>> start Data entries

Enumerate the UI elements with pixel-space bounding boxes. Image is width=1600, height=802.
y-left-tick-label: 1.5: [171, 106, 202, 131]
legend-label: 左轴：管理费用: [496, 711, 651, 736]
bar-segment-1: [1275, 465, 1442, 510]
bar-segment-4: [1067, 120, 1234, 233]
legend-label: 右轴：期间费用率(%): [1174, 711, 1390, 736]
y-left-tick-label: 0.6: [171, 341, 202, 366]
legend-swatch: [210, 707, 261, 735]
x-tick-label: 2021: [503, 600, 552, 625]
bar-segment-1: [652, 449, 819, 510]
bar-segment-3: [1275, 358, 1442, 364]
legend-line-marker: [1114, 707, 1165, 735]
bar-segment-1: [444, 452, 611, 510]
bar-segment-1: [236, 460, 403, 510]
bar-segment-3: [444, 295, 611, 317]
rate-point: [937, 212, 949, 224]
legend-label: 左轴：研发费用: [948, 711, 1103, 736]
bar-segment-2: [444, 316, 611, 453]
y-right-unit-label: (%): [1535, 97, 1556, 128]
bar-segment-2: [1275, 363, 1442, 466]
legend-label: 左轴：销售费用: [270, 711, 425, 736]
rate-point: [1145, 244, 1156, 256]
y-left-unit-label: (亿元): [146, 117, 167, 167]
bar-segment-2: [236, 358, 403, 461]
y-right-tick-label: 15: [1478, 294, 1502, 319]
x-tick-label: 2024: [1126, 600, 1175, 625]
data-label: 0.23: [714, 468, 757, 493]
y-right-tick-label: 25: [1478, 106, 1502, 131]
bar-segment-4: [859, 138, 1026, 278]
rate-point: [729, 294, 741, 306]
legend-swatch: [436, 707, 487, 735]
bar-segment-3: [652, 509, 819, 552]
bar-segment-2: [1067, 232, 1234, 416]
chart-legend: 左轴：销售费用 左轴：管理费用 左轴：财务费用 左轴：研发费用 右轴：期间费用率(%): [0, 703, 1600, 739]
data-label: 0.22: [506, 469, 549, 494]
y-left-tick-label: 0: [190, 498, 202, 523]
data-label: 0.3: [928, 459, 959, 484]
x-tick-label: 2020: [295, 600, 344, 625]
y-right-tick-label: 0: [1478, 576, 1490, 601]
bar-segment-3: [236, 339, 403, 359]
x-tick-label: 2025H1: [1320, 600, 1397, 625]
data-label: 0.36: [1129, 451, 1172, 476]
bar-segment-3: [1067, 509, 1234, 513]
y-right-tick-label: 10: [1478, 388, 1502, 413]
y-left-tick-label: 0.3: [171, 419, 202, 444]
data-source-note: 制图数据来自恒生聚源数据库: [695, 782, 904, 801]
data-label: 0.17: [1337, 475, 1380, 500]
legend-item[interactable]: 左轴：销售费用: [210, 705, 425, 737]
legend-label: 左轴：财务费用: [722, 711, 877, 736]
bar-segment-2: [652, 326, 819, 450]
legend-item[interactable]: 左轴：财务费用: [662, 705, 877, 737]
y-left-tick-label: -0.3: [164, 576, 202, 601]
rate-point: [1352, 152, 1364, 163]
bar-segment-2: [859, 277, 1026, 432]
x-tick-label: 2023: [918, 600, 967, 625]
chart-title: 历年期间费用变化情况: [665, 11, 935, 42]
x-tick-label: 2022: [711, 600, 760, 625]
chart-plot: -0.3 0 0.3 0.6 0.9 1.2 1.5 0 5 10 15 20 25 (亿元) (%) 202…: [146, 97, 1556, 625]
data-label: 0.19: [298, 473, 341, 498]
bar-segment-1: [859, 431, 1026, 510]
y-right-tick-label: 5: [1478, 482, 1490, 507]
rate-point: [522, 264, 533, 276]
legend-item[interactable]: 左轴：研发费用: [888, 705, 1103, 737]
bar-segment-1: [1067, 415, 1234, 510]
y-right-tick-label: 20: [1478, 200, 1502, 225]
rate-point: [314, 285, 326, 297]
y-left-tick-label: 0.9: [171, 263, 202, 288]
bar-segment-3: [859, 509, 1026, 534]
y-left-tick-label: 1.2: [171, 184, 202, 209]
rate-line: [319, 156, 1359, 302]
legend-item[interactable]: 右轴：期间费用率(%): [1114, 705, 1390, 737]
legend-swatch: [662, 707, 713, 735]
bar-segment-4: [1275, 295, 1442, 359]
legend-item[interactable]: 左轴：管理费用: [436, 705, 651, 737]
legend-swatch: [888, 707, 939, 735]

>> end Data entries

> What is being asked
Recast every line above as a numbered list, leaving out any blank lines.

> Expected answer
1. Enumerate the UI elements with pixel-space bounding boxes. Image is width=1600, height=802.
2. y-left-tick-label: 1.5: [171, 106, 202, 131]
3. legend-label: 左轴：管理费用: [496, 711, 651, 736]
4. bar-segment-1: [1275, 465, 1442, 510]
5. bar-segment-4: [1067, 120, 1234, 233]
6. legend-label: 右轴：期间费用率(%): [1174, 711, 1390, 736]
7. y-left-tick-label: 0.6: [171, 341, 202, 366]
8. legend-swatch: [210, 707, 261, 735]
9. x-tick-label: 2021: [503, 600, 552, 625]
10. bar-segment-1: [652, 449, 819, 510]
11. bar-segment-3: [1275, 358, 1442, 364]
12. legend-line-marker: [1114, 707, 1165, 735]
13. bar-segment-1: [444, 452, 611, 510]
14. bar-segment-1: [236, 460, 403, 510]
15. bar-segment-3: [444, 295, 611, 317]
16. rate-point: [937, 212, 949, 224]
17. legend-label: 左轴：研发费用: [948, 711, 1103, 736]
18. bar-segment-2: [444, 316, 611, 453]
19. y-right-unit-label: (%): [1535, 97, 1556, 128]
20. bar-segment-2: [1275, 363, 1442, 466]
21. legend-label: 左轴：销售费用: [270, 711, 425, 736]
22. rate-point: [1145, 244, 1156, 256]
23. y-left-unit-label: (亿元): [146, 117, 167, 167]
24. bar-segment-2: [236, 358, 403, 461]
25. y-right-tick-label: 15: [1478, 294, 1502, 319]
26. x-tick-label: 2024: [1126, 600, 1175, 625]
27. data-label: 0.23: [714, 468, 757, 493]
28. y-right-tick-label: 25: [1478, 106, 1502, 131]
29. bar-segment-4: [859, 138, 1026, 278]
30. rate-point: [729, 294, 741, 306]
31. legend-swatch: [436, 707, 487, 735]
32. bar-segment-3: [652, 509, 819, 552]
33. bar-segment-2: [1067, 232, 1234, 416]
34. chart-legend: 左轴：销售费用 左轴：管理费用 左轴：财务费用 左轴：研发费用 右轴：期间费用率(%): [0, 703, 1600, 739]
35. data-label: 0.22: [506, 469, 549, 494]
36. y-left-tick-label: 0: [190, 498, 202, 523]
37. data-label: 0.3: [928, 459, 959, 484]
38. x-tick-label: 2020: [295, 600, 344, 625]
39. y-right-tick-label: 0: [1478, 576, 1490, 601]
40. bar-segment-3: [236, 339, 403, 359]
41. x-tick-label: 2025H1: [1320, 600, 1397, 625]
42. data-label: 0.36: [1129, 451, 1172, 476]
43. bar-segment-3: [1067, 509, 1234, 513]
44. y-right-tick-label: 10: [1478, 388, 1502, 413]
45. y-left-tick-label: 0.3: [171, 419, 202, 444]
46. data-source-note: 制图数据来自恒生聚源数据库: [695, 782, 904, 801]
47. data-label: 0.17: [1337, 475, 1380, 500]
48. legend-item[interactable]: 左轴：销售费用: [210, 705, 425, 737]
49. legend-label: 左轴：财务费用: [722, 711, 877, 736]
50. bar-segment-2: [652, 326, 819, 450]
51. legend-item[interactable]: 左轴：财务费用: [662, 705, 877, 737]
52. y-left-tick-label: -0.3: [164, 576, 202, 601]
53. rate-point: [1352, 152, 1364, 163]
54. bar-segment-2: [859, 277, 1026, 432]
55. x-tick-label: 2023: [918, 600, 967, 625]
56. chart-title: 历年期间费用变化情况: [665, 11, 935, 42]
57. x-tick-label: 2022: [711, 600, 760, 625]
58. chart-plot: -0.3 0 0.3 0.6 0.9 1.2 1.5 0 5 10 15 20 25 (亿元) (%) 202…: [146, 97, 1556, 625]
59. data-label: 0.19: [298, 473, 341, 498]
60. bar-segment-1: [859, 431, 1026, 510]
61. y-right-tick-label: 5: [1478, 482, 1490, 507]
62. rate-point: [522, 264, 533, 276]
63. legend-item[interactable]: 左轴：研发费用: [888, 705, 1103, 737]
64. bar-segment-1: [1067, 415, 1234, 510]
65. y-right-tick-label: 20: [1478, 200, 1502, 225]
66. rate-point: [314, 285, 326, 297]
67. y-left-tick-label: 0.9: [171, 263, 202, 288]
68. bar-segment-3: [859, 509, 1026, 534]
69. y-left-tick-label: 1.2: [171, 184, 202, 209]
70. rate-line: [319, 156, 1359, 302]
71. legend-item[interactable]: 右轴：期间费用率(%): [1114, 705, 1390, 737]
72. legend-swatch: [662, 707, 713, 735]
73. bar-segment-4: [1275, 295, 1442, 359]
74. legend-item[interactable]: 左轴：管理费用: [436, 705, 651, 737]
75. legend-swatch: [888, 707, 939, 735]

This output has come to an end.